• [PROBLEM DETAILS] Copy out the data from its first line through the line that contains "27, 277, 47]", reproducing each line character for character.

□ □ □ □ □

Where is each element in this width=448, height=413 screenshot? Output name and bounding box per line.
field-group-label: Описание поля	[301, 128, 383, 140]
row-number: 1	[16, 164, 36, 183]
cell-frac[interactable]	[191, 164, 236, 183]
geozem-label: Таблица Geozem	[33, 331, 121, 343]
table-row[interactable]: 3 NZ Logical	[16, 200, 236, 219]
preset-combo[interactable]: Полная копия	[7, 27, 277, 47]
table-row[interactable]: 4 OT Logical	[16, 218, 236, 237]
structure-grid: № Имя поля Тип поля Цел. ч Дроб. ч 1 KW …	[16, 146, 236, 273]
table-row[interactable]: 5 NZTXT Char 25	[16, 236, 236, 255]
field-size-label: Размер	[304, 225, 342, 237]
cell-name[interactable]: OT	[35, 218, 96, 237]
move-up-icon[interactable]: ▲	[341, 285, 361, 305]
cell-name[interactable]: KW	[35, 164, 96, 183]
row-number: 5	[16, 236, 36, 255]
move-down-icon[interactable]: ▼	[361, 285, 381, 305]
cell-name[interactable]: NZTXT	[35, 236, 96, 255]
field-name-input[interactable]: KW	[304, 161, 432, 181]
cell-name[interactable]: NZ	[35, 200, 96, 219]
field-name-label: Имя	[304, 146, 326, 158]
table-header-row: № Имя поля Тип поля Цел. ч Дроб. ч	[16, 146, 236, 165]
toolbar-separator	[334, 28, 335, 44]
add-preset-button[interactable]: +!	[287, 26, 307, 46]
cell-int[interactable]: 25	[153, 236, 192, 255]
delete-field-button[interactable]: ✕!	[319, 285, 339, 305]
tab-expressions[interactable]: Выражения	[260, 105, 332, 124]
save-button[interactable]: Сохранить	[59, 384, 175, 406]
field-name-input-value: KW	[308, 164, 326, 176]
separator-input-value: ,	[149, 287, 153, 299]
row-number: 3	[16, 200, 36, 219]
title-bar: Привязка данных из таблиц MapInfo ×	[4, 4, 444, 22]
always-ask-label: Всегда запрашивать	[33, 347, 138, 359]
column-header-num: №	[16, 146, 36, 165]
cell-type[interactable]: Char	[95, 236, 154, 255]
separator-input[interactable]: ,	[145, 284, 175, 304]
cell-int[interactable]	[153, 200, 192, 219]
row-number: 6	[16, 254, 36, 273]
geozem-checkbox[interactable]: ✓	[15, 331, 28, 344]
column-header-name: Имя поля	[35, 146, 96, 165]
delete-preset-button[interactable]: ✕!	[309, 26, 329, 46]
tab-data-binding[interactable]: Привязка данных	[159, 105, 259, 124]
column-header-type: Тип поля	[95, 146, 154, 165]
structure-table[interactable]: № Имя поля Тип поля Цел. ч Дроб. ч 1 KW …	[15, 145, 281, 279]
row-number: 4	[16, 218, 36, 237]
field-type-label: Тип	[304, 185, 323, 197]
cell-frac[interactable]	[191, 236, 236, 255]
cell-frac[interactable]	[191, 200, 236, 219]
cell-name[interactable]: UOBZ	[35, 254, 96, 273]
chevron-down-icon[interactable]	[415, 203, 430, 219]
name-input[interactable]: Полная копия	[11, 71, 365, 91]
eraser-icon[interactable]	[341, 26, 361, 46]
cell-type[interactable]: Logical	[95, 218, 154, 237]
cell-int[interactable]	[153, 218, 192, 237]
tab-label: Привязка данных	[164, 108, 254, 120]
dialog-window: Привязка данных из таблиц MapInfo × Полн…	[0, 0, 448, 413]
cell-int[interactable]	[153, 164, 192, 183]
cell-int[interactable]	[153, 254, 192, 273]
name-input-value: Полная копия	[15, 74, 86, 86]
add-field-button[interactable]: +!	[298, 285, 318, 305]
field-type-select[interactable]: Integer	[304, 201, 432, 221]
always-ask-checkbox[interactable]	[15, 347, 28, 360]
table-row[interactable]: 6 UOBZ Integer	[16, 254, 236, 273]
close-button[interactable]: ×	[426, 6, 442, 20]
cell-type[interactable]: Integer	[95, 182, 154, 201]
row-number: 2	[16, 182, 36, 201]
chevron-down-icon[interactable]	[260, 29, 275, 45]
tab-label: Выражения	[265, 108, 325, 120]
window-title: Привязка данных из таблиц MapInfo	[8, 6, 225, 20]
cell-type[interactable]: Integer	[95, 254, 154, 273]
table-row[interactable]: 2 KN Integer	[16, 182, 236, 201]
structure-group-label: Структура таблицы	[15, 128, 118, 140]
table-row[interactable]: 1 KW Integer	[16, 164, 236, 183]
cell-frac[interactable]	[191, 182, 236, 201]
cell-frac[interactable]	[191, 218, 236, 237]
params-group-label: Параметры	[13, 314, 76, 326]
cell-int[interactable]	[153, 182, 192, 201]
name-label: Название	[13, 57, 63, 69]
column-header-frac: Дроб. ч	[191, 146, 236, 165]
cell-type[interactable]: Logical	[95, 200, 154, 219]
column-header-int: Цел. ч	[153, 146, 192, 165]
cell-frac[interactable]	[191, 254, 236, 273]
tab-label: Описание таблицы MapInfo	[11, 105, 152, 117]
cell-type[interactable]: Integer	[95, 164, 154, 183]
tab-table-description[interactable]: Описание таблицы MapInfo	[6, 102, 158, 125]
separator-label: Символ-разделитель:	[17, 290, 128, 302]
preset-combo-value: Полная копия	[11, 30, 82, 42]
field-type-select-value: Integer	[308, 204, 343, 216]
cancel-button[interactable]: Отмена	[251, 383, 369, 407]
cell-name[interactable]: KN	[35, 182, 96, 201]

□ □ □ □ □

• [EXERCISE OUTPUT]
Where is each element in this width=448, height=413 screenshot? Output name and bounding box per line.
field-group-label: Описание поля	[301, 128, 383, 140]
row-number: 1	[16, 164, 36, 183]
cell-frac[interactable]	[191, 164, 236, 183]
geozem-label: Таблица Geozem	[33, 331, 121, 343]
table-row[interactable]: 3 NZ Logical	[16, 200, 236, 219]
preset-combo[interactable]: Полная копия	[7, 27, 277, 47]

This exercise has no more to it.